-- Written request --
Write out all of the records precisely. Skip anything that is a picture.

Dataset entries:
↓↓↓

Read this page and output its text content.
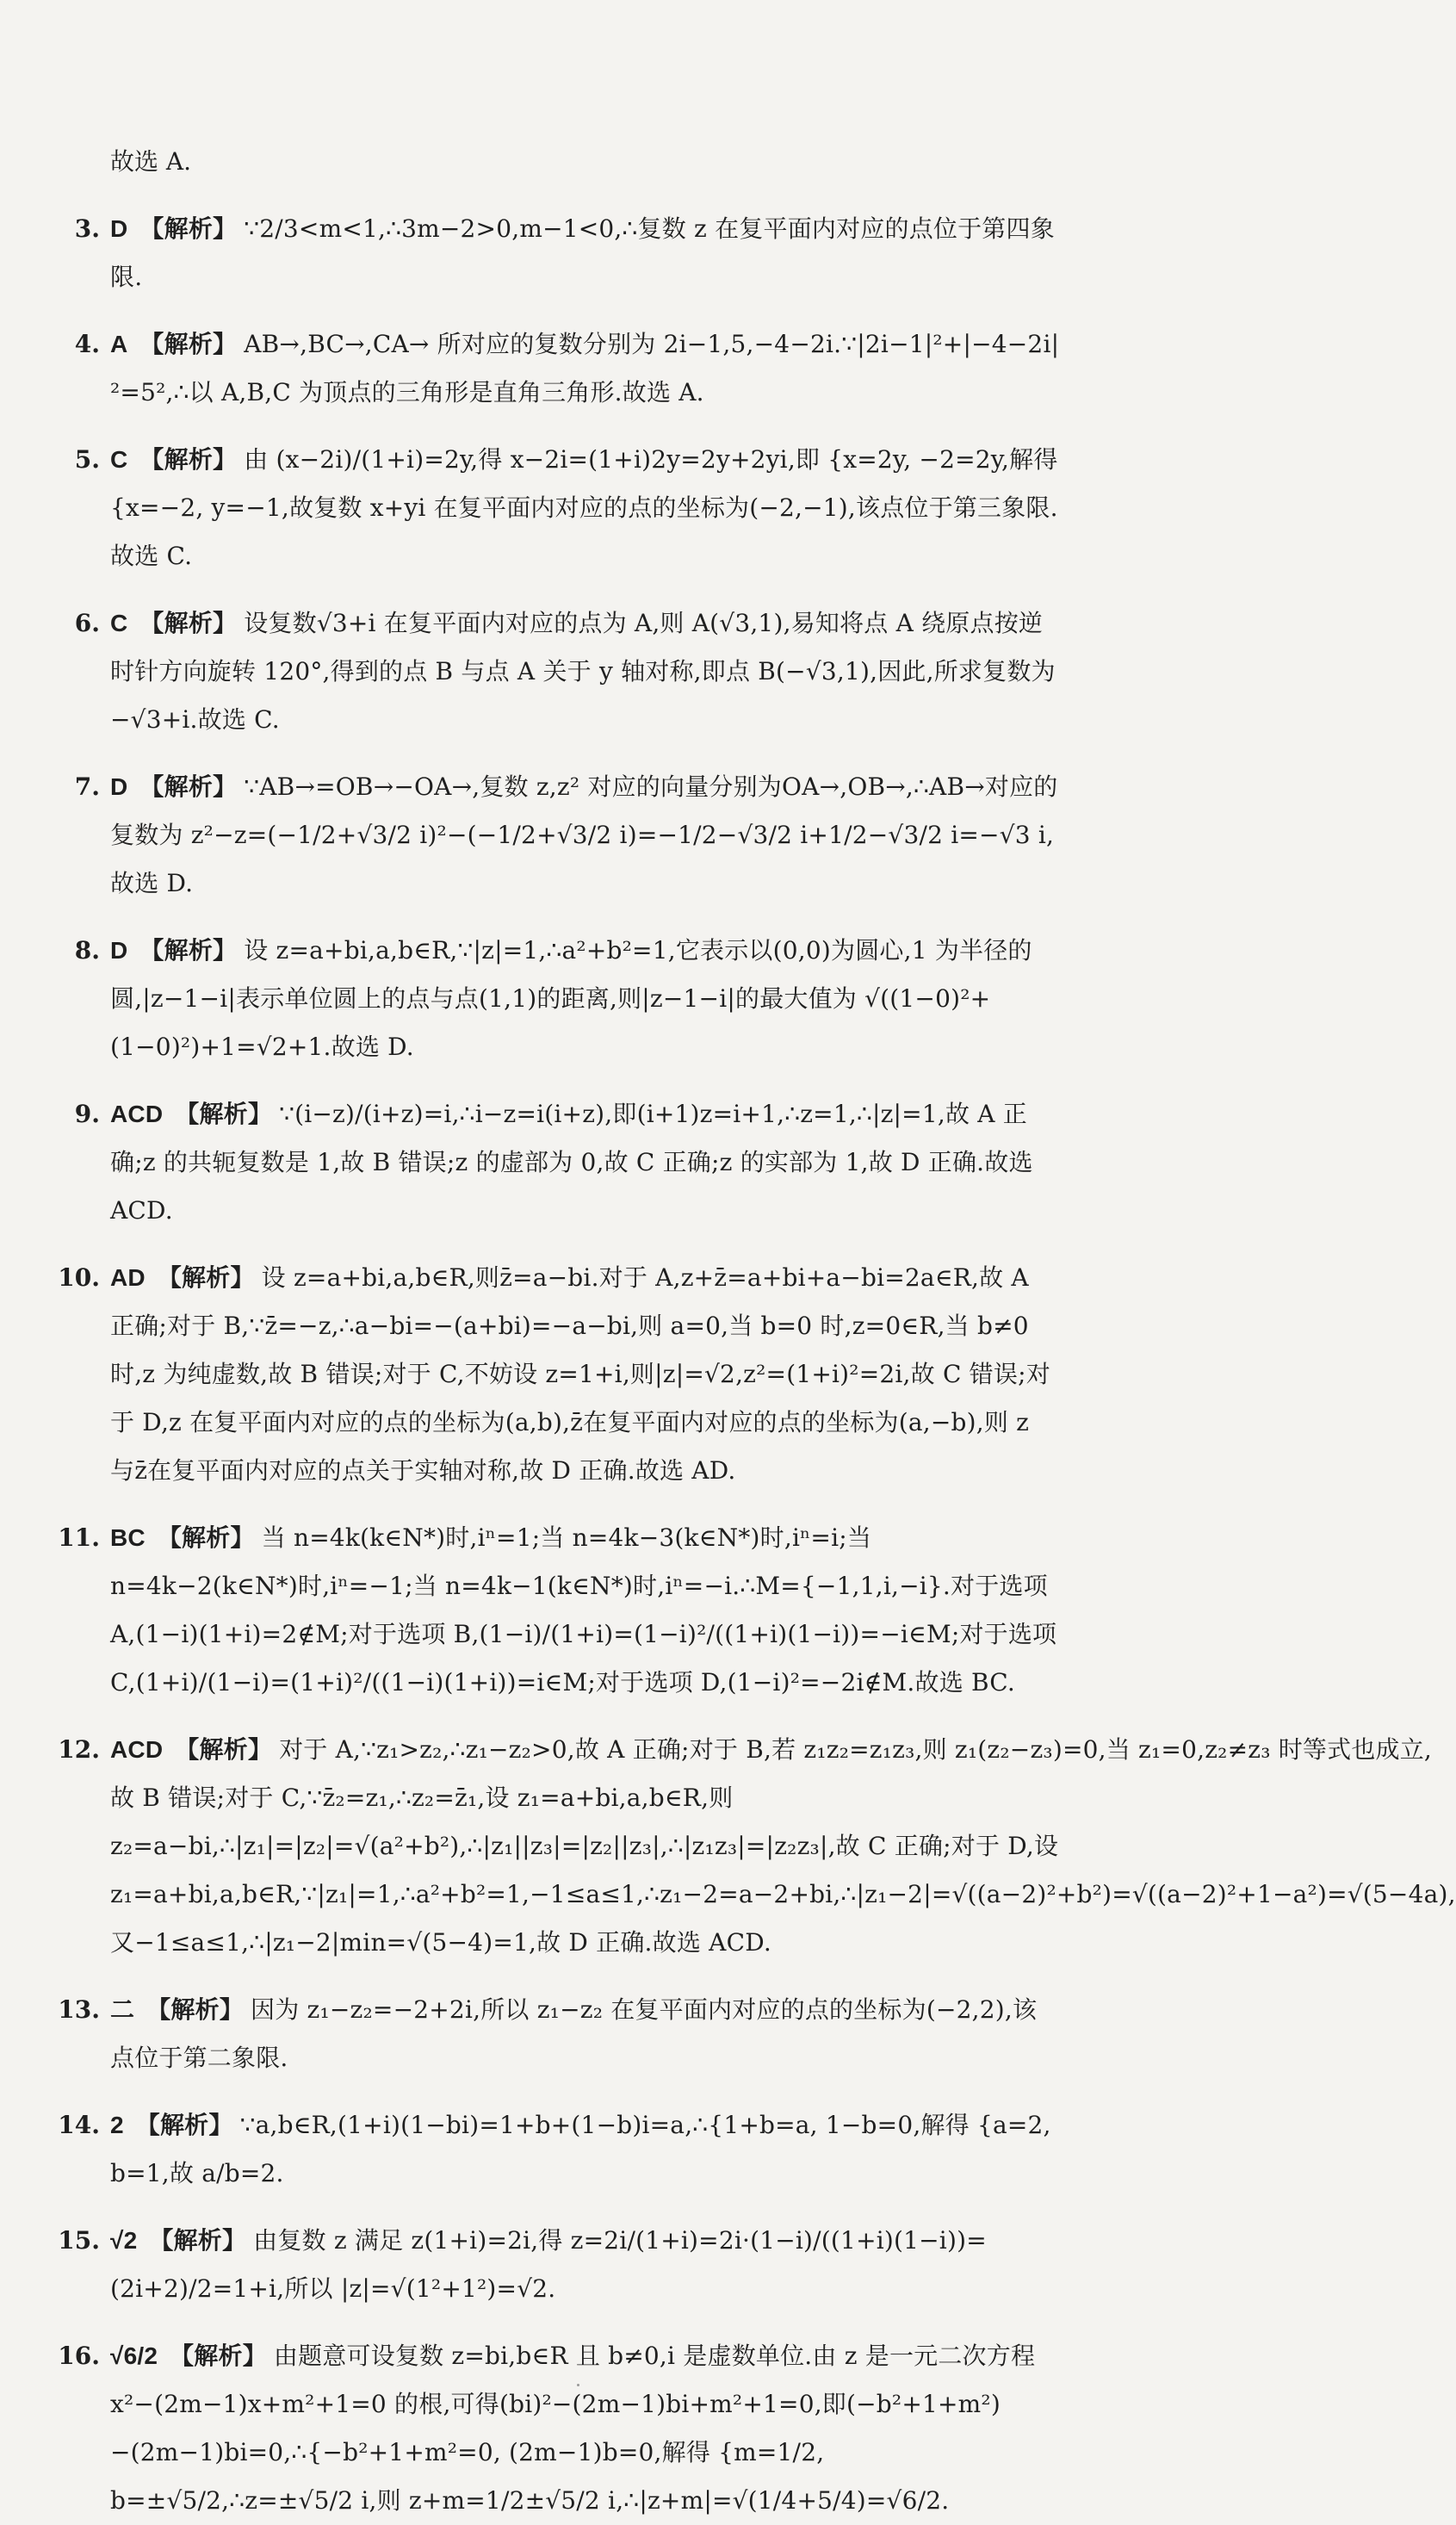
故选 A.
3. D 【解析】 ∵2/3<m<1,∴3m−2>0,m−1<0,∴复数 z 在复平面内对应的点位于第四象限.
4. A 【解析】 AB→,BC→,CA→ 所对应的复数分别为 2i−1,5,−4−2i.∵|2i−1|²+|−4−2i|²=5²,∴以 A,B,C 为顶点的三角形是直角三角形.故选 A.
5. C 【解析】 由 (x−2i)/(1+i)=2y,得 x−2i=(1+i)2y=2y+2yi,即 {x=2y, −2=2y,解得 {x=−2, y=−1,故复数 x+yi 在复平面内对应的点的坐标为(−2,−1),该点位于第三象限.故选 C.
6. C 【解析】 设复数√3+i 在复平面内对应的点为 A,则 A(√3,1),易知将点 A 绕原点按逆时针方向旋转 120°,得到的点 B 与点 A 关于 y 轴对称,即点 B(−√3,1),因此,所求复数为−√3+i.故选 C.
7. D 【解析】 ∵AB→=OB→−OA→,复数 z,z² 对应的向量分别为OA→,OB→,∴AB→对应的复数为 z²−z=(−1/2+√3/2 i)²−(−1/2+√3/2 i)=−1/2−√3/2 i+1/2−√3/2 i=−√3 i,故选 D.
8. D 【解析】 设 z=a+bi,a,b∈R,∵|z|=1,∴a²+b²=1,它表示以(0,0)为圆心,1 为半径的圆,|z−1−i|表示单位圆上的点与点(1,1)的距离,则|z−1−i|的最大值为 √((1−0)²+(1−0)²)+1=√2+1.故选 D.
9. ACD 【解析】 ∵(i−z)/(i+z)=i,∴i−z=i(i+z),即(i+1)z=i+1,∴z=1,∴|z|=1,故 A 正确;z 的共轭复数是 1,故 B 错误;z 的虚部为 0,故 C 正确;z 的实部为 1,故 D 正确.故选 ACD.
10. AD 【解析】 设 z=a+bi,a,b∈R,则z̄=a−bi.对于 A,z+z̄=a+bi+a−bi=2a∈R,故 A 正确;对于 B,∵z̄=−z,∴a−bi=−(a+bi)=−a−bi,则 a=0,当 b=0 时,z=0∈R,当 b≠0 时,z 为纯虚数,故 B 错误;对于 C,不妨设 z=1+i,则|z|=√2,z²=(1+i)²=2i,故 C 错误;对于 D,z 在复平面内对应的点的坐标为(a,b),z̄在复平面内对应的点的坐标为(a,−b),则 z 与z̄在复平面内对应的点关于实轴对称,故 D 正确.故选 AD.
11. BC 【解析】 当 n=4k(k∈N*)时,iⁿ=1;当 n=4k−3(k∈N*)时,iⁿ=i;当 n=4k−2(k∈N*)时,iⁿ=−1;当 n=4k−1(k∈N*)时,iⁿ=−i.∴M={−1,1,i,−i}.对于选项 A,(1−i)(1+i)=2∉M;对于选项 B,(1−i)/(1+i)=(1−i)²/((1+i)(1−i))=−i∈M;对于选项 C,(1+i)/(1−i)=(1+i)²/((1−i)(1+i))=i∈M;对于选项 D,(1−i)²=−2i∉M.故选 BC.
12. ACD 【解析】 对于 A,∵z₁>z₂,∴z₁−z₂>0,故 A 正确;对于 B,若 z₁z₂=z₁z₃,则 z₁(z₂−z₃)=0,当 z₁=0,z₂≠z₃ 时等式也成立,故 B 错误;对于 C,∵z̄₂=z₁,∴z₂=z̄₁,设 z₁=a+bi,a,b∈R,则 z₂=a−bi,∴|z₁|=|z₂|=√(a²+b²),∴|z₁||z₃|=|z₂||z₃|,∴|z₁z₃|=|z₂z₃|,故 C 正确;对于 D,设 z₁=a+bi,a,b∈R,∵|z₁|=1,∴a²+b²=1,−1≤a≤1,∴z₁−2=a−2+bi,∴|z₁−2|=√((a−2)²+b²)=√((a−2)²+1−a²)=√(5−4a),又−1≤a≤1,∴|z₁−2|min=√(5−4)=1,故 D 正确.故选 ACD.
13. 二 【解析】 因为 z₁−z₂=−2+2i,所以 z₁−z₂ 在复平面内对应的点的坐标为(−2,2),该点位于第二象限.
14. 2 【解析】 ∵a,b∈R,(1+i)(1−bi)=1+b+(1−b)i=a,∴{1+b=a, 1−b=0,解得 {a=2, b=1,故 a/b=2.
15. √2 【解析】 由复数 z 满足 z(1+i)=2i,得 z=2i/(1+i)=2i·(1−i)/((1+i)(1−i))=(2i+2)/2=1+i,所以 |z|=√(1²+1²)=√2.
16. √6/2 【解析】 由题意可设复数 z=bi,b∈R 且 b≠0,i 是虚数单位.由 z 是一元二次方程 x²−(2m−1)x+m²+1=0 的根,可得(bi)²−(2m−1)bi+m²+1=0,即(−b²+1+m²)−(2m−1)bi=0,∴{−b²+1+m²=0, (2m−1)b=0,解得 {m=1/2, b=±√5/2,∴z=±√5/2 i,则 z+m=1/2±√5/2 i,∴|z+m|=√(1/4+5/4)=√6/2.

↑↑↑

-- Task output --
Read this page and output its text content.
故选 A.
3. D 【解析】 ∵2/3<m<1,∴3m−2>0,m−1<0,∴复数 z 在复平面内对应的点位于第四象限.
4. A 【解析】 AB→,BC→,CA→ 所对应的复数分别为 2i−1,5,−4−2i.∵|2i−1|²+|−4−2i|²=5²,∴以 A,B,C 为顶点的三角形是直角三角形.故选 A.
5. C 【解析】 由 (x−2i)/(1+i)=2y,得 x−2i=(1+i)2y=2y+2yi,即 {x=2y, −2=2y,解得 {x=−2, y=−1,故复数 x+yi 在复平面内对应的点的坐标为(−2,−1),该点位于第三象限.故选 C.
6. C 【解析】 设复数√3+i 在复平面内对应的点为 A,则 A(√3,1),易知将点 A 绕原点按逆时针方向旋转 120°,得到的点 B 与点 A 关于 y 轴对称,即点 B(−√3,1),因此,所求复数为−√3+i.故选 C.
7. D 【解析】 ∵AB→=OB→−OA→,复数 z,z² 对应的向量分别为OA→,OB→,∴AB→对应的复数为 z²−z=(−1/2+√3/2 i)²−(−1/2+√3/2 i)=−1/2−√3/2 i+1/2−√3/2 i=−√3 i,故选 D.
8. D 【解析】 设 z=a+bi,a,b∈R,∵|z|=1,∴a²+b²=1,它表示以(0,0)为圆心,1 为半径的圆,|z−1−i|表示单位圆上的点与点(1,1)的距离,则|z−1−i|的最大值为 √((1−0)²+(1−0)²)+1=√2+1.故选 D.
9. ACD 【解析】 ∵(i−z)/(i+z)=i,∴i−z=i(i+z),即(i+1)z=i+1,∴z=1,∴|z|=1,故 A 正确;z 的共轭复数是 1,故 B 错误;z 的虚部为 0,故 C 正确;z 的实部为 1,故 D 正确.故选 ACD.
10. AD 【解析】 设 z=a+bi,a,b∈R,则z̄=a−bi.对于 A,z+z̄=a+bi+a−bi=2a∈R,故 A 正确;对于 B,∵z̄=−z,∴a−bi=−(a+bi)=−a−bi,则 a=0,当 b=0 时,z=0∈R,当 b≠0 时,z 为纯虚数,故 B 错误;对于 C,不妨设 z=1+i,则|z|=√2,z²=(1+i)²=2i,故 C 错误;对于 D,z 在复平面内对应的点的坐标为(a,b),z̄在复平面内对应的点的坐标为(a,−b),则 z 与z̄在复平面内对应的点关于实轴对称,故 D 正确.故选 AD.
11. BC 【解析】 当 n=4k(k∈N*)时,iⁿ=1;当 n=4k−3(k∈N*)时,iⁿ=i;当 n=4k−2(k∈N*)时,iⁿ=−1;当 n=4k−1(k∈N*)时,iⁿ=−i.∴M={−1,1,i,−i}.对于选项 A,(1−i)(1+i)=2∉M;对于选项 B,(1−i)/(1+i)=(1−i)²/((1+i)(1−i))=−i∈M;对于选项 C,(1+i)/(1−i)=(1+i)²/((1−i)(1+i))=i∈M;对于选项 D,(1−i)²=−2i∉M.故选 BC.
12. ACD 【解析】 对于 A,∵z₁>z₂,∴z₁−z₂>0,故 A 正确;对于 B,若 z₁z₂=z₁z₃,则 z₁(z₂−z₃)=0,当 z₁=0,z₂≠z₃ 时等式也成立,故 B 错误;对于 C,∵z̄₂=z₁,∴z₂=z̄₁,设 z₁=a+bi,a,b∈R,则 z₂=a−bi,∴|z₁|=|z₂|=√(a²+b²),∴|z₁||z₃|=|z₂||z₃|,∴|z₁z₃|=|z₂z₃|,故 C 正确;对于 D,设 z₁=a+bi,a,b∈R,∵|z₁|=1,∴a²+b²=1,−1≤a≤1,∴z₁−2=a−2+bi,∴|z₁−2|=√((a−2)²+b²)=√((a−2)²+1−a²)=√(5−4a),又−1≤a≤1,∴|z₁−2|min=√(5−4)=1,故 D 正确.故选 ACD.
13. 二 【解析】 因为 z₁−z₂=−2+2i,所以 z₁−z₂ 在复平面内对应的点的坐标为(−2,2),该点位于第二象限.
14. 2 【解析】 ∵a,b∈R,(1+i)(1−bi)=1+b+(1−b)i=a,∴{1+b=a, 1−b=0,解得 {a=2, b=1,故 a/b=2.
15. √2 【解析】 由复数 z 满足 z(1+i)=2i,得 z=2i/(1+i)=2i·(1−i)/((1+i)(1−i))=(2i+2)/2=1+i,所以 |z|=√(1²+1²)=√2.
16. √6/2 【解析】 由题意可设复数 z=bi,b∈R 且 b≠0,i 是虚数单位.由 z 是一元二次方程 x²−(2m−1)x+m²+1=0 的根,可得(bi)²−(2m−1)bi+m²+1=0,即(−b²+1+m²)−(2m−1)bi=0,∴{−b²+1+m²=0, (2m−1)b=0,解得 {m=1/2, b=±√5/2,∴z=±√5/2 i,则 z+m=1/2±√5/2 i,∴|z+m|=√(1/4+5/4)=√6/2.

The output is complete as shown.